- [Your objective]: Render the following material again verbatim, leaving nothing out.

- [Source records]:

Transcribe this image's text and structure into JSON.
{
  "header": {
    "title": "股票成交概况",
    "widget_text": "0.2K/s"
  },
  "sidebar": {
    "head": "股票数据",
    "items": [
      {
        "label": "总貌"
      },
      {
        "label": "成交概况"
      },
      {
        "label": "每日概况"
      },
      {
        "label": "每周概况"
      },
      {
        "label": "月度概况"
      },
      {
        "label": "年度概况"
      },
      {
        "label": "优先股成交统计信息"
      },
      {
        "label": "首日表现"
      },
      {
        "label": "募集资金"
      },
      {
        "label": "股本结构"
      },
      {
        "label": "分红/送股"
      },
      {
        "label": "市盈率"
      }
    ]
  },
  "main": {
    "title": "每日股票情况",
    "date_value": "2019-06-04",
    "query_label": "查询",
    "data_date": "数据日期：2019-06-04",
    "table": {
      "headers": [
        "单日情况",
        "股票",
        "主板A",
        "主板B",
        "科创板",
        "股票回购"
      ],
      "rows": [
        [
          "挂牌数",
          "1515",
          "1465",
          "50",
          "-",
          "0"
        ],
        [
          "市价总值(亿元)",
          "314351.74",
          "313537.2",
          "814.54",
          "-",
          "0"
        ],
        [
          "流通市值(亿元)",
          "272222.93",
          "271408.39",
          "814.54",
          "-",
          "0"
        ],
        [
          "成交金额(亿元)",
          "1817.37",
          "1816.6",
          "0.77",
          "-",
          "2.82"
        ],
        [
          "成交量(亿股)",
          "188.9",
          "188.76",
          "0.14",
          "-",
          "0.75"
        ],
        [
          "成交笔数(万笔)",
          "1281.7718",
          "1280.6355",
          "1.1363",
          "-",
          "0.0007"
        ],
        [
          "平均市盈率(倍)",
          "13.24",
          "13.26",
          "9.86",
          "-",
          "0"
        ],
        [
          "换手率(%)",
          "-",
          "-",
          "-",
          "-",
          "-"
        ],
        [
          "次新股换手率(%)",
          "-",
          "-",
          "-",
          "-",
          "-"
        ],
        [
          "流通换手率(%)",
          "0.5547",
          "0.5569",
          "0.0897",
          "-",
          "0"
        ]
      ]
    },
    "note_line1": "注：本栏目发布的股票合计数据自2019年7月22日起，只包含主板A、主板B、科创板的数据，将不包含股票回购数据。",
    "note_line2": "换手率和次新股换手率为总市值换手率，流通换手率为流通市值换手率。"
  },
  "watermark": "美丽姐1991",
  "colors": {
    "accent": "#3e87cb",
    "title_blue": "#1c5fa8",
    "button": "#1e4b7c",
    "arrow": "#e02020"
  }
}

- [Written solution]:
Transcribe this image's text and structure into JSON.
{
  "header": {
    "title": "股票成交概况",
    "widget_text": "0.2K/s"
  },
  "sidebar": {
    "head": "股票数据",
    "items": [
      {
        "label": "总貌"
      },
      {
        "label": "成交概况"
      },
      {
        "label": "每日概况"
      },
      {
        "label": "每周概况"
      },
      {
        "label": "月度概况"
      },
      {
        "label": "年度概况"
      },
      {
        "label": "优先股成交统计信息"
      },
      {
        "label": "首日表现"
      },
      {
        "label": "募集资金"
      },
      {
        "label": "股本结构"
      },
      {
        "label": "分红/送股"
      },
      {
        "label": "市盈率"
      }
    ]
  },
  "main": {
    "title": "每日股票情况",
    "date_value": "2019-06-04",
    "query_label": "查询",
    "data_date": "数据日期：2019-06-04",
    "table": {
      "headers": [
        "单日情况",
        "股票",
        "主板A",
        "主板B",
        "科创板",
        "股票回购"
      ],
      "rows": [
        [
          "挂牌数",
          "1515",
          "1465",
          "50",
          "-",
          "0"
        ],
        [
          "市价总值(亿元)",
          "314351.74",
          "313537.2",
          "814.54",
          "-",
          "0"
        ],
        [
          "流通市值(亿元)",
          "272222.93",
          "271408.39",
          "814.54",
          "-",
          "0"
        ],
        [
          "成交金额(亿元)",
          "1817.37",
          "1816.6",
          "0.77",
          "-",
          "2.82"
        ],
        [
          "成交量(亿股)",
          "188.9",
          "188.76",
          "0.14",
          "-",
          "0.75"
        ],
        [
          "成交笔数(万笔)",
          "1281.7718",
          "1280.6355",
          "1.1363",
          "-",
          "0.0007"
        ],
        [
          "平均市盈率(倍)",
          "13.24",
          "13.26",
          "9.86",
          "-",
          "0"
        ],
        [
          "换手率(%)",
          "-",
          "-",
          "-",
          "-",
          "-"
        ],
        [
          "次新股换手率(%)",
          "-",
          "-",
          "-",
          "-",
          "-"
        ],
        [
          "流通换手率(%)",
          "0.5547",
          "0.5569",
          "0.0897",
          "-",
          "0"
        ]
      ]
    },
    "note_line1": "注：本栏目发布的股票合计数据自2019年7月22日起，只包含主板A、主板B、科创板的数据，将不包含股票回购数据。",
    "note_line2": "换手率和次新股换手率为总市值换手率，流通换手率为流通市值换手率。"
  },
  "watermark": "美丽姐1991",
  "colors": {
    "accent": "#3e87cb",
    "title_blue": "#1c5fa8",
    "button": "#1e4b7c",
    "arrow": "#e02020"
  }
}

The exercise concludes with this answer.